*What to work on:*
Everything from the line with "Output a JSON" through the last line of the records below should be copied exactly, both ends included.

*Stored records:*
---

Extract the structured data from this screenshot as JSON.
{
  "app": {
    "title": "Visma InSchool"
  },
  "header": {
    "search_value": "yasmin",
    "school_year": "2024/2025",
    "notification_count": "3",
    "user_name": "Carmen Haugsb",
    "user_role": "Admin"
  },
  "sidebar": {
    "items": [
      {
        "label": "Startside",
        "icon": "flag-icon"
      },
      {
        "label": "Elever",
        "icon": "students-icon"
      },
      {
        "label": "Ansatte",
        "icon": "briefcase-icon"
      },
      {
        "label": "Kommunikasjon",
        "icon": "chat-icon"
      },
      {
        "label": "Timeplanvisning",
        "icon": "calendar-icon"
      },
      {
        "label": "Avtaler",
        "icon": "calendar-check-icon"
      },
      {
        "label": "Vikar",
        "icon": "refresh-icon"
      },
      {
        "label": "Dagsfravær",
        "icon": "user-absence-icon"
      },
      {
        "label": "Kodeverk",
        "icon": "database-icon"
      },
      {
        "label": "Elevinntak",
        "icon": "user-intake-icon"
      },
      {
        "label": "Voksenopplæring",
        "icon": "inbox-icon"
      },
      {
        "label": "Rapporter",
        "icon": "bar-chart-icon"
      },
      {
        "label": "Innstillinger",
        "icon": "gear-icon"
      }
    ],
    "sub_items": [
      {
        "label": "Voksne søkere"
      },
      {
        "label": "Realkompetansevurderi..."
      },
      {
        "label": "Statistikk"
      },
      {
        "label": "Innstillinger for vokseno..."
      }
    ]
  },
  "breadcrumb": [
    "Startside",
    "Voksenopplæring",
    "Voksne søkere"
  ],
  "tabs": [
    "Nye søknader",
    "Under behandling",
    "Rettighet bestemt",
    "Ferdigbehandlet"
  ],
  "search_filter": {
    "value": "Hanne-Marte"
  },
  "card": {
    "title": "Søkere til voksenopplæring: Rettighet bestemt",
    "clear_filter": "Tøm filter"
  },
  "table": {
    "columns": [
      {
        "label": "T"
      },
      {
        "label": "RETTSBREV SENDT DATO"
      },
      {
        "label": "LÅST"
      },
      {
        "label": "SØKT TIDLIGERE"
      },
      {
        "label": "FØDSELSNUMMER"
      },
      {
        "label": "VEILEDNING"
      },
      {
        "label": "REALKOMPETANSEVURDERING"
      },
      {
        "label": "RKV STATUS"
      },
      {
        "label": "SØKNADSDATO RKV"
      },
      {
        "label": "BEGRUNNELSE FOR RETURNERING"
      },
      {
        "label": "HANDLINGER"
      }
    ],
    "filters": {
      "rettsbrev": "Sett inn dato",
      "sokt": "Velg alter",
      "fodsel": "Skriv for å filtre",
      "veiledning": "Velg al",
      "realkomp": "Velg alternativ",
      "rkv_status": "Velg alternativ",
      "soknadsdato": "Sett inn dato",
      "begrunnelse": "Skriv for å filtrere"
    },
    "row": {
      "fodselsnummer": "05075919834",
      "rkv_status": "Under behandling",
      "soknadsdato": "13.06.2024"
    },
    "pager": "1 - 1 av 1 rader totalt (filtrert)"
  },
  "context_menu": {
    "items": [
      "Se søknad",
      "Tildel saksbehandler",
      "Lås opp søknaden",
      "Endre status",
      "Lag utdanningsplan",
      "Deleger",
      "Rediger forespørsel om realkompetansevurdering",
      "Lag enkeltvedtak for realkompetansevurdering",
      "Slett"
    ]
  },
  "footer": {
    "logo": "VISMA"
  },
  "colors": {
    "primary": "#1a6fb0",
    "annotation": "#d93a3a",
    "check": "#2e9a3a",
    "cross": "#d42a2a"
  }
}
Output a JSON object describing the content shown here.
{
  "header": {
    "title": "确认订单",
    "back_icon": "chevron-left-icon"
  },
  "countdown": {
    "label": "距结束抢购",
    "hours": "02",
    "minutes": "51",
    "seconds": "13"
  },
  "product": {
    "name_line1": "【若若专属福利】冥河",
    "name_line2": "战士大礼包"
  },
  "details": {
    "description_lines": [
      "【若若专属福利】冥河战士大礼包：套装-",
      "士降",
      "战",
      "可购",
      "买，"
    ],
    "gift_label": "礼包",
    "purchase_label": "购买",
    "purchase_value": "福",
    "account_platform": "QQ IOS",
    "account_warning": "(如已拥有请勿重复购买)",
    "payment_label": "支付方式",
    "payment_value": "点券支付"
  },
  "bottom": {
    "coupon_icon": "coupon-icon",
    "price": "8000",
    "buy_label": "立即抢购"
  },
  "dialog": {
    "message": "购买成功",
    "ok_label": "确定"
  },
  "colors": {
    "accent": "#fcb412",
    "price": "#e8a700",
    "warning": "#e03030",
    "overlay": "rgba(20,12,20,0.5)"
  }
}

---

*Solved exercise:*
Output a JSON object describing the content shown here.
{
  "header": {
    "title": "确认订单",
    "back_icon": "chevron-left-icon"
  },
  "countdown": {
    "label": "距结束抢购",
    "hours": "02",
    "minutes": "51",
    "seconds": "13"
  },
  "product": {
    "name_line1": "【若若专属福利】冥河",
    "name_line2": "战士大礼包"
  },
  "details": {
    "description_lines": [
      "【若若专属福利】冥河战士大礼包：套装-",
      "士降",
      "战",
      "可购",
      "买，"
    ],
    "gift_label": "礼包",
    "purchase_label": "购买",
    "purchase_value": "福",
    "account_platform": "QQ IOS",
    "account_warning": "(如已拥有请勿重复购买)",
    "payment_label": "支付方式",
    "payment_value": "点券支付"
  },
  "bottom": {
    "coupon_icon": "coupon-icon",
    "price": "8000",
    "buy_label": "立即抢购"
  },
  "dialog": {
    "message": "购买成功",
    "ok_label": "确定"
  },
  "colors": {
    "accent": "#fcb412",
    "price": "#e8a700",
    "warning": "#e03030",
    "overlay": "rgba(20,12,20,0.5)"
  }
}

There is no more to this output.